-- Start --
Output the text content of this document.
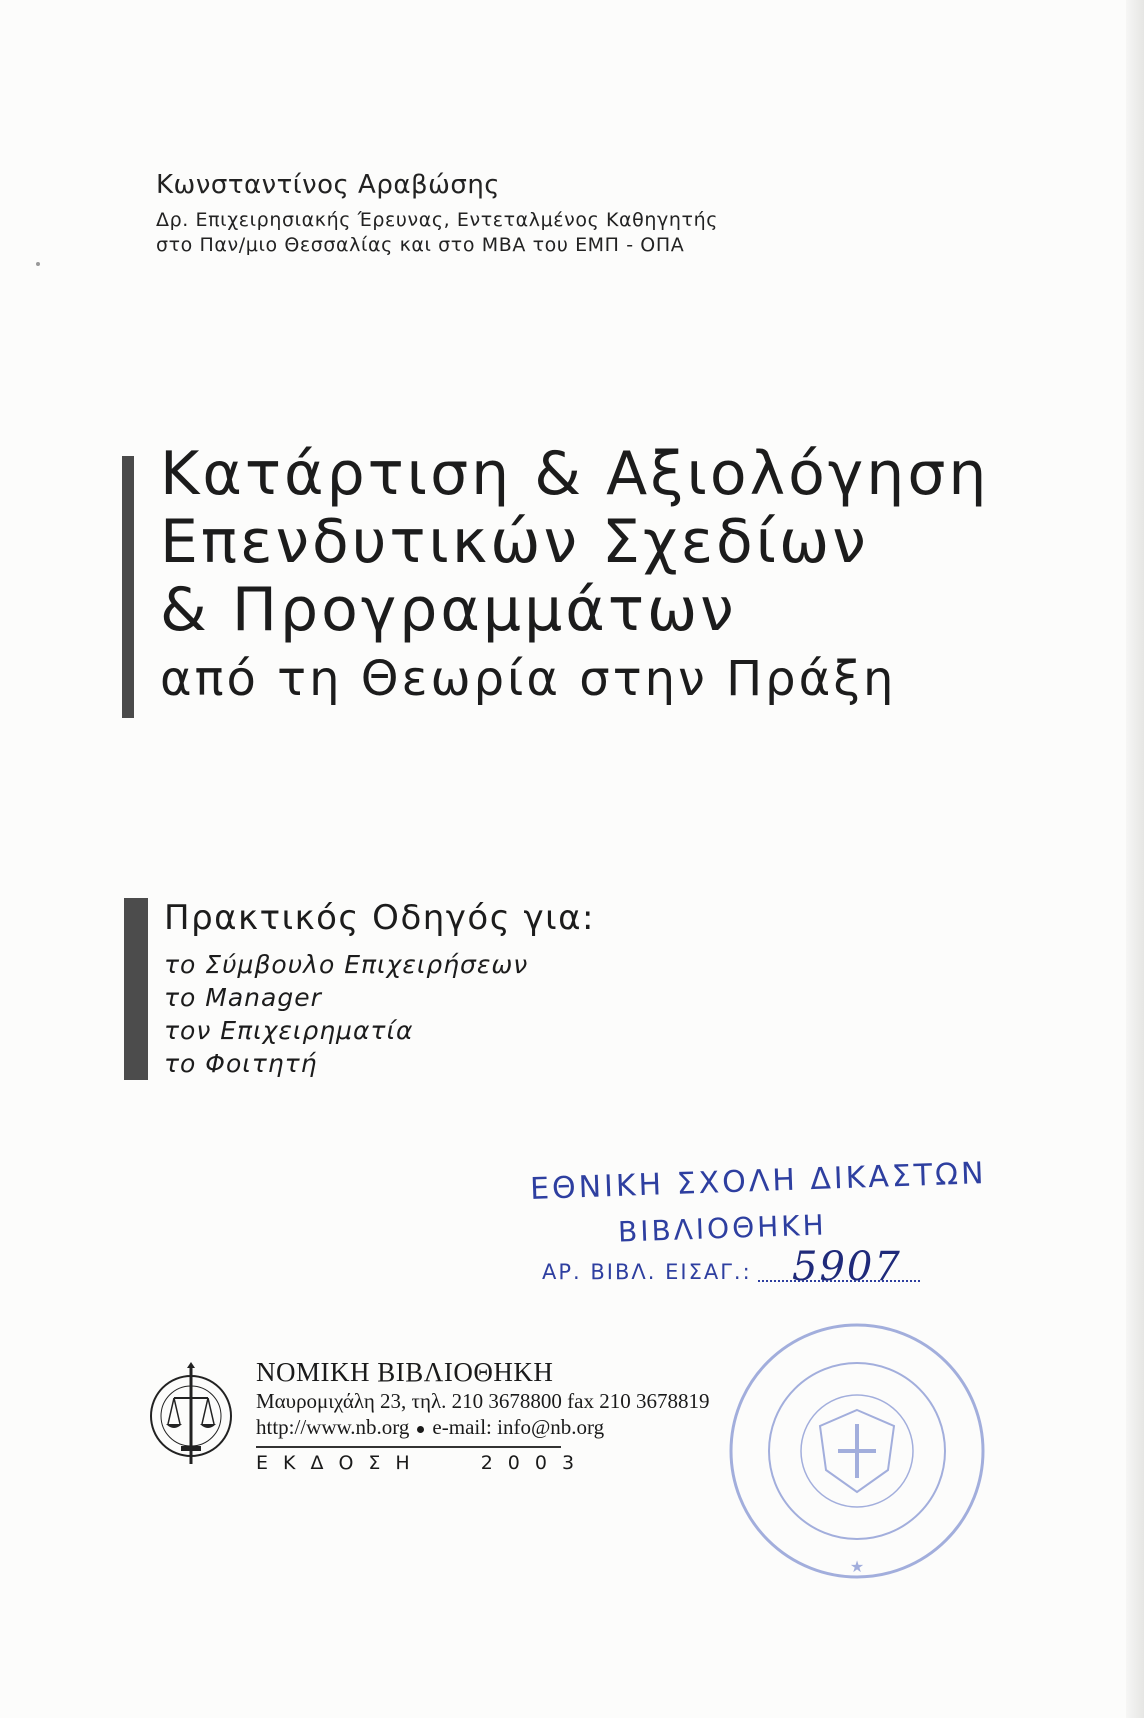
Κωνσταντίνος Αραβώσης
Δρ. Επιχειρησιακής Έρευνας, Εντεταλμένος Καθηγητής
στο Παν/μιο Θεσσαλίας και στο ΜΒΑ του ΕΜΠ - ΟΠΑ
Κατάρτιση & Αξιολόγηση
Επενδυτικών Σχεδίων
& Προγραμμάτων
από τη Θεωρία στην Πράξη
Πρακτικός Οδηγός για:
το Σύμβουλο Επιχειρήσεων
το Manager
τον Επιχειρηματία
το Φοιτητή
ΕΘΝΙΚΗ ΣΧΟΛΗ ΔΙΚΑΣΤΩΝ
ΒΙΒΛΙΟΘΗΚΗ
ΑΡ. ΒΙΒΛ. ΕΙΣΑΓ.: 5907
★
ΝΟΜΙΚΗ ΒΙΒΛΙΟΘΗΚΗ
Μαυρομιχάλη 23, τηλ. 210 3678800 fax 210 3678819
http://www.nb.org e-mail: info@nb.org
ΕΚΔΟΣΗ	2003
-- End --
- [DIRECTION]:
Produce an exact copy of each line of data, skipping embedded images.

- [ANSWER TO THIS TASK]:
Output the text content of this document.
Κωνσταντίνος Αραβώσης
Δρ. Επιχειρησιακής Έρευνας, Εντεταλμένος Καθηγητής
στο Παν/μιο Θεσσαλίας και στο ΜΒΑ του ΕΜΠ - ΟΠΑ
Κατάρτιση & Αξιολόγηση
Επενδυτικών Σχεδίων
& Προγραμμάτων
από τη Θεωρία στην Πράξη
Πρακτικός Οδηγός για:
το Σύμβουλο Επιχειρήσεων
το Manager
τον Επιχειρηματία
το Φοιτητή
ΕΘΝΙΚΗ ΣΧΟΛΗ ΔΙΚΑΣΤΩΝ
ΒΙΒΛΙΟΘΗΚΗ
ΑΡ. ΒΙΒΛ. ΕΙΣΑΓ.: 5907
★
ΝΟΜΙΚΗ ΒΙΒΛΙΟΘΗΚΗ
Μαυρομιχάλη 23, τηλ. 210 3678800 fax 210 3678819
http://www.nb.org e-mail: info@nb.org
ΕΚΔΟΣΗ	2003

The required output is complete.